## WHAT TO WORK ON
Please copy all of the material below word for word, leaving out the pictures.

## TASK INPUT
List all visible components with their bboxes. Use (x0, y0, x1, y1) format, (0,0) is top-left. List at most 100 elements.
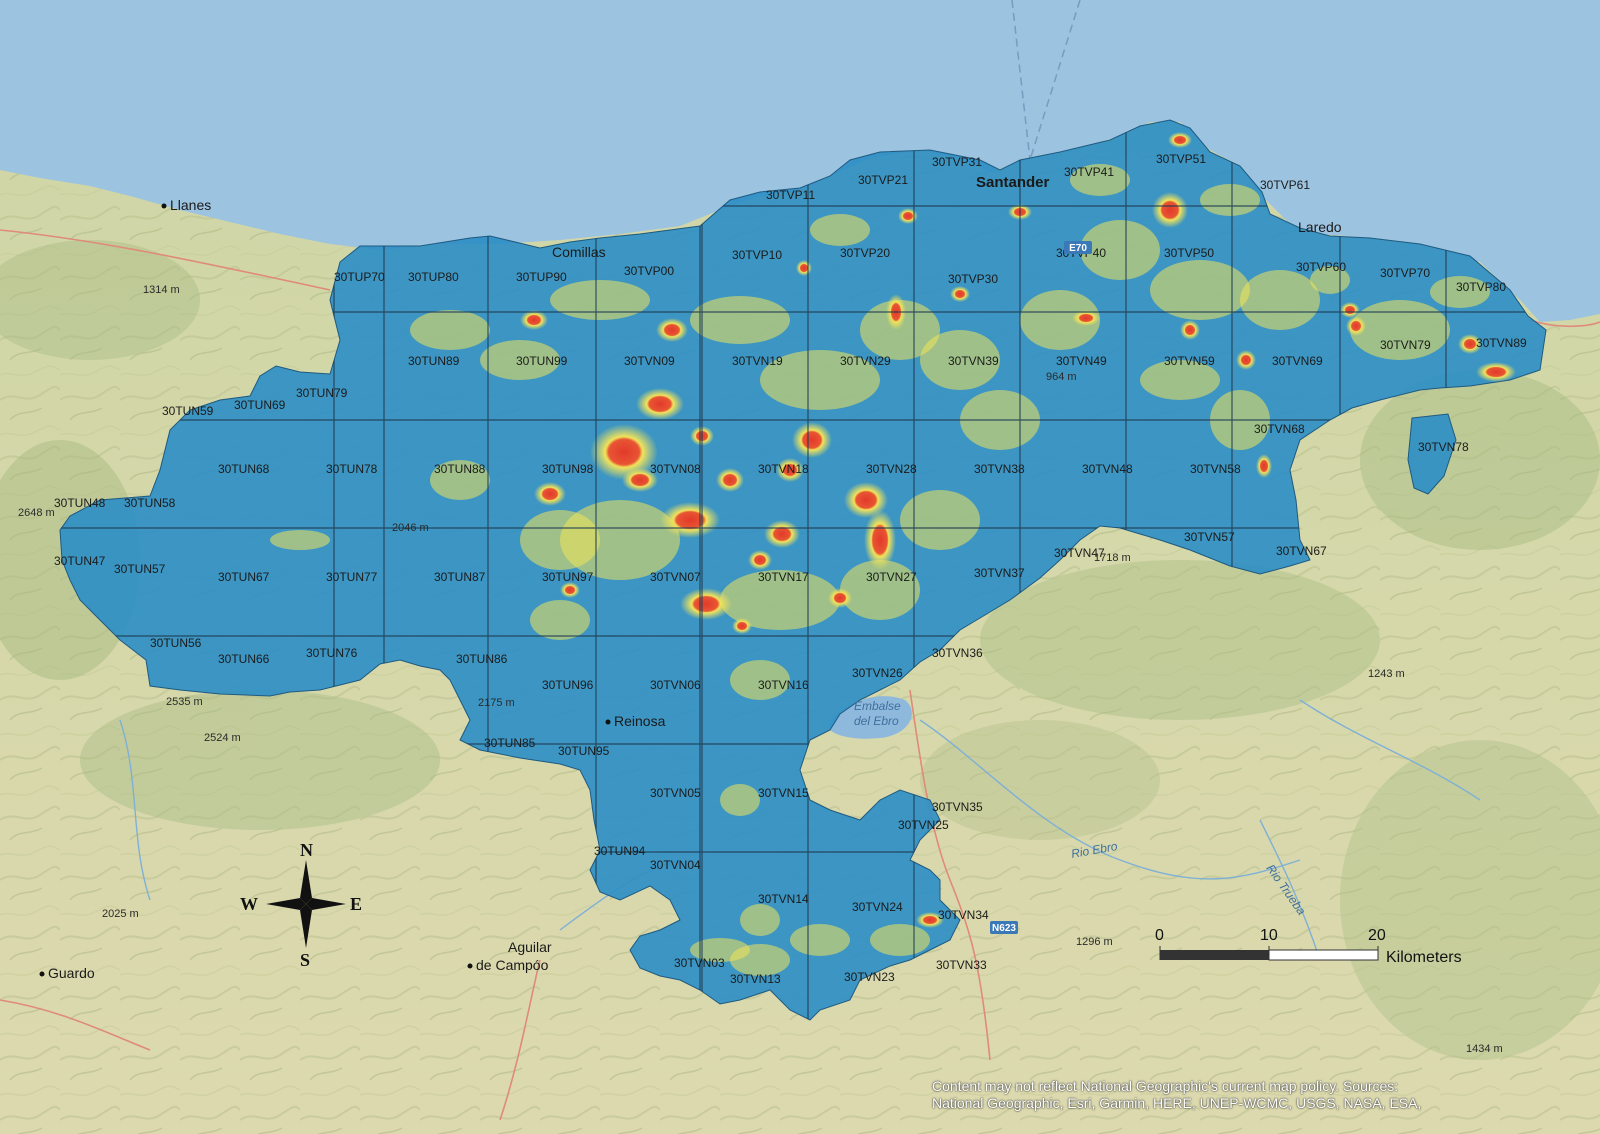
grid-cell-label: 30TUN68 (218, 462, 270, 476)
low-susceptibility-area (1240, 270, 1320, 330)
compass-w-label: W (240, 894, 258, 914)
grid-cell-label: 30TVN17 (758, 570, 809, 584)
high-susceptibility-area (1236, 350, 1256, 370)
place-marker (467, 963, 473, 969)
grid-cell-label: 30TVN36 (932, 646, 983, 660)
grid-cell-label: 30TVP80 (1456, 280, 1506, 294)
grid-cell-label: 30TUP80 (408, 270, 459, 284)
grid-cell-label: 30TUN66 (218, 652, 270, 666)
place-label: Santander (976, 174, 1050, 191)
grid-cell-label: 30TVN89 (1476, 336, 1527, 350)
low-susceptibility-area (740, 904, 780, 936)
grid-cell-label: 30TVN38 (974, 462, 1025, 476)
grid-cell-label: 30TVP51 (1156, 152, 1206, 166)
water-label: Embalse (854, 699, 901, 713)
high-susceptibility-area (898, 208, 918, 224)
compass-e-label: E (350, 894, 362, 914)
grid-cell-label: 30TUN86 (456, 652, 508, 666)
elevation-label: 964 m (1046, 371, 1077, 383)
grid-cell-label: 30TVN23 (844, 970, 895, 984)
grid-cell-label: 30TVN68 (1254, 422, 1305, 436)
compass-s-label: S (300, 950, 310, 970)
low-susceptibility-area (790, 924, 850, 956)
low-susceptibility-area (810, 214, 870, 246)
grid-cell-label: 30TVN26 (852, 666, 903, 680)
low-susceptibility-area (720, 784, 760, 816)
grid-cell-label: 30TUP70 (334, 270, 385, 284)
place-marker (161, 203, 167, 209)
grid-cell-label: 30TVN57 (1184, 530, 1235, 544)
grid-cell-label: 30TVP10 (732, 248, 782, 262)
place-label: Aguilar (508, 939, 552, 955)
grid-cell-label: 30TVN27 (866, 570, 917, 584)
grid-cell-label: 30TVN03 (674, 956, 725, 970)
map-canvas[interactable]: 30TVP31 30TVP21 30TVP11 30TVP41 30TVP51 30TVP… (0, 0, 1600, 1134)
scale-tick-20: 20 (1368, 927, 1386, 944)
water-label: del Ebro (854, 714, 899, 728)
grid-cell-label: 30TVP61 (1260, 178, 1310, 192)
elevation-label: 1296 m (1076, 936, 1113, 948)
grid-cell-label: 30TUN77 (326, 570, 378, 584)
high-susceptibility-area (1476, 362, 1516, 382)
high-susceptibility-area (864, 510, 896, 570)
grid-cell-label: 30TVP50 (1164, 246, 1214, 260)
grid-cell-label: 30TUN98 (542, 462, 594, 476)
grid-cell-label: 30TUN47 (54, 554, 106, 568)
elevation-label: 2046 m (392, 522, 429, 534)
high-susceptibility-area (950, 286, 970, 302)
grid-cell-label: 30TUN76 (306, 646, 358, 660)
scale-segment-light (1268, 949, 1379, 961)
high-susceptibility-area (716, 468, 744, 492)
low-susceptibility-area (560, 500, 680, 580)
place-label: Laredo (1298, 219, 1342, 235)
elevation-label: 2648 m (18, 507, 55, 519)
place-label: de Campóo (476, 957, 549, 973)
grid-cell-label: 30TVP11 (766, 188, 815, 202)
place-label: Llanes (170, 197, 211, 213)
elevation-label: 1314 m (143, 284, 180, 296)
grid-cell-label: 30TVN58 (1190, 462, 1241, 476)
grid-cell-label: 30TUP90 (516, 270, 567, 284)
grid-cell-label: 30TUN57 (114, 562, 166, 576)
grid-cell-label: 30TUN78 (326, 462, 378, 476)
high-susceptibility-area (534, 482, 566, 506)
scale-unit: Kilometers (1386, 949, 1462, 966)
grid-cell-label: 30TVN18 (758, 462, 809, 476)
grid-cell-label: 30TUN88 (434, 462, 486, 476)
high-susceptibility-area (764, 520, 800, 548)
scale-tick-0: 0 (1155, 927, 1164, 944)
grid-cell-label: 30TVN07 (650, 570, 701, 584)
low-susceptibility-area (1200, 184, 1260, 216)
grid-cell-label: 30TVP21 (858, 173, 908, 187)
elevation-label: 1718 m (1094, 552, 1131, 564)
compass-n-label: N (300, 840, 313, 860)
grid-cell-label: 30TVN13 (730, 972, 781, 986)
low-susceptibility-area (530, 600, 590, 640)
high-susceptibility-area (1340, 302, 1360, 318)
low-susceptibility-area (1150, 260, 1250, 320)
low-susceptibility-area (550, 280, 650, 320)
road-shield-label: E70 (1069, 243, 1087, 254)
grid-cell-label: 30TUN87 (434, 570, 486, 584)
high-susceptibility-area (520, 310, 548, 330)
grid-cell-label: 30TUN69 (234, 398, 286, 412)
map-attribution: Content may not reflect National Geograp… (932, 1078, 1592, 1112)
grid-cell-label: 30TUN59 (162, 404, 214, 418)
high-susceptibility-area (1180, 320, 1200, 340)
high-susceptibility-area (636, 388, 684, 420)
place-label: Reinosa (614, 713, 666, 729)
grid-cell-label: 30TVN49 (1056, 354, 1107, 368)
low-susceptibility-area (900, 490, 980, 550)
grid-cell-label: 30TVN35 (932, 800, 983, 814)
low-susceptibility-area (270, 530, 330, 550)
grid-cell-label: 30TVN33 (936, 958, 987, 972)
grid-cell-label: 30TVN14 (758, 892, 809, 906)
elevation-label: 2025 m (102, 908, 139, 920)
high-susceptibility-area (656, 318, 688, 342)
grid-cell-label: 30TVP31 (932, 155, 982, 169)
high-susceptibility-area (560, 582, 580, 598)
grid-cell-label: 30TVN04 (650, 858, 701, 872)
elevation-label: 2535 m (166, 696, 203, 708)
grid-cell-label: 30TUN56 (150, 636, 202, 650)
grid-cell-label: 30TUN94 (594, 844, 646, 858)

## RESPONSE
List all visible components with their bboxes. Use (x0, y0, x1, y1) format, (0,0) is top-left. List at most 100 elements.
grid-cell-label: 30TUN68 (218, 462, 270, 476)
low-susceptibility-area (1240, 270, 1320, 330)
compass-w-label: W (240, 894, 258, 914)
grid-cell-label: 30TVN17 (758, 570, 809, 584)
high-susceptibility-area (1236, 350, 1256, 370)
place-marker (467, 963, 473, 969)
grid-cell-label: 30TVN36 (932, 646, 983, 660)
grid-cell-label: 30TVP80 (1456, 280, 1506, 294)
grid-cell-label: 30TUP80 (408, 270, 459, 284)
grid-cell-label: 30TUN66 (218, 652, 270, 666)
place-label: Santander (976, 174, 1050, 191)
grid-cell-label: 30TVN89 (1476, 336, 1527, 350)
low-susceptibility-area (740, 904, 780, 936)
grid-cell-label: 30TVN38 (974, 462, 1025, 476)
grid-cell-label: 30TVP51 (1156, 152, 1206, 166)
water-label: Embalse (854, 699, 901, 713)
high-susceptibility-area (898, 208, 918, 224)
compass-e-label: E (350, 894, 362, 914)
grid-cell-label: 30TUN86 (456, 652, 508, 666)
elevation-label: 964 m (1046, 371, 1077, 383)
grid-cell-label: 30TVN23 (844, 970, 895, 984)
grid-cell-label: 30TVN68 (1254, 422, 1305, 436)
compass-s-label: S (300, 950, 310, 970)
low-susceptibility-area (790, 924, 850, 956)
low-susceptibility-area (810, 214, 870, 246)
grid-cell-label: 30TVN26 (852, 666, 903, 680)
low-susceptibility-area (720, 784, 760, 816)
grid-cell-label: 30TUP70 (334, 270, 385, 284)
place-marker (161, 203, 167, 209)
grid-cell-label: 30TVN57 (1184, 530, 1235, 544)
grid-cell-label: 30TVP10 (732, 248, 782, 262)
place-label: Aguilar (508, 939, 552, 955)
grid-cell-label: 30TVN27 (866, 570, 917, 584)
grid-cell-label: 30TVN03 (674, 956, 725, 970)
map-canvas[interactable]: 30TVP31 30TVP21 30TVP11 30TVP41 30TVP51 30TVP… (0, 0, 1600, 1134)
scale-tick-20: 20 (1368, 927, 1386, 944)
water-label: del Ebro (854, 714, 899, 728)
grid-cell-label: 30TVP61 (1260, 178, 1310, 192)
elevation-label: 1296 m (1076, 936, 1113, 948)
grid-cell-label: 30TUN77 (326, 570, 378, 584)
high-susceptibility-area (1476, 362, 1516, 382)
high-susceptibility-area (864, 510, 896, 570)
grid-cell-label: 30TVP50 (1164, 246, 1214, 260)
grid-cell-label: 30TUN98 (542, 462, 594, 476)
grid-cell-label: 30TUN47 (54, 554, 106, 568)
elevation-label: 2046 m (392, 522, 429, 534)
high-susceptibility-area (950, 286, 970, 302)
grid-cell-label: 30TUN76 (306, 646, 358, 660)
scale-segment-light (1268, 949, 1379, 961)
high-susceptibility-area (716, 468, 744, 492)
low-susceptibility-area (560, 500, 680, 580)
place-label: Laredo (1298, 219, 1342, 235)
elevation-label: 2648 m (18, 507, 55, 519)
place-label: de Campóo (476, 957, 549, 973)
grid-cell-label: 30TVP11 (766, 188, 815, 202)
place-label: Llanes (170, 197, 211, 213)
elevation-label: 1314 m (143, 284, 180, 296)
grid-cell-label: 30TVN58 (1190, 462, 1241, 476)
grid-cell-label: 30TUP90 (516, 270, 567, 284)
grid-cell-label: 30TUN57 (114, 562, 166, 576)
grid-cell-label: 30TUN78 (326, 462, 378, 476)
high-susceptibility-area (534, 482, 566, 506)
scale-unit: Kilometers (1386, 949, 1462, 966)
grid-cell-label: 30TVN18 (758, 462, 809, 476)
grid-cell-label: 30TUN88 (434, 462, 486, 476)
high-susceptibility-area (764, 520, 800, 548)
scale-tick-0: 0 (1155, 927, 1164, 944)
grid-cell-label: 30TVN07 (650, 570, 701, 584)
low-susceptibility-area (1200, 184, 1260, 216)
grid-cell-label: 30TVP21 (858, 173, 908, 187)
elevation-label: 1718 m (1094, 552, 1131, 564)
compass-n-label: N (300, 840, 313, 860)
grid-cell-label: 30TVN13 (730, 972, 781, 986)
low-susceptibility-area (530, 600, 590, 640)
high-susceptibility-area (1340, 302, 1360, 318)
low-susceptibility-area (1150, 260, 1250, 320)
low-susceptibility-area (550, 280, 650, 320)
road-shield-label: E70 (1069, 243, 1087, 254)
grid-cell-label: 30TUN87 (434, 570, 486, 584)
high-susceptibility-area (520, 310, 548, 330)
grid-cell-label: 30TUN69 (234, 398, 286, 412)
map-attribution: Content may not reflect National Geograp… (932, 1078, 1592, 1112)
grid-cell-label: 30TUN59 (162, 404, 214, 418)
high-susceptibility-area (1180, 320, 1200, 340)
high-susceptibility-area (636, 388, 684, 420)
place-label: Reinosa (614, 713, 666, 729)
grid-cell-label: 30TVN49 (1056, 354, 1107, 368)
low-susceptibility-area (900, 490, 980, 550)
grid-cell-label: 30TVN35 (932, 800, 983, 814)
low-susceptibility-area (270, 530, 330, 550)
grid-cell-label: 30TVN33 (936, 958, 987, 972)
grid-cell-label: 30TVN14 (758, 892, 809, 906)
elevation-label: 2025 m (102, 908, 139, 920)
high-susceptibility-area (656, 318, 688, 342)
grid-cell-label: 30TVP31 (932, 155, 982, 169)
high-susceptibility-area (560, 582, 580, 598)
grid-cell-label: 30TVN04 (650, 858, 701, 872)
elevation-label: 2535 m (166, 696, 203, 708)
grid-cell-label: 30TUN56 (150, 636, 202, 650)
grid-cell-label: 30TUN94 (594, 844, 646, 858)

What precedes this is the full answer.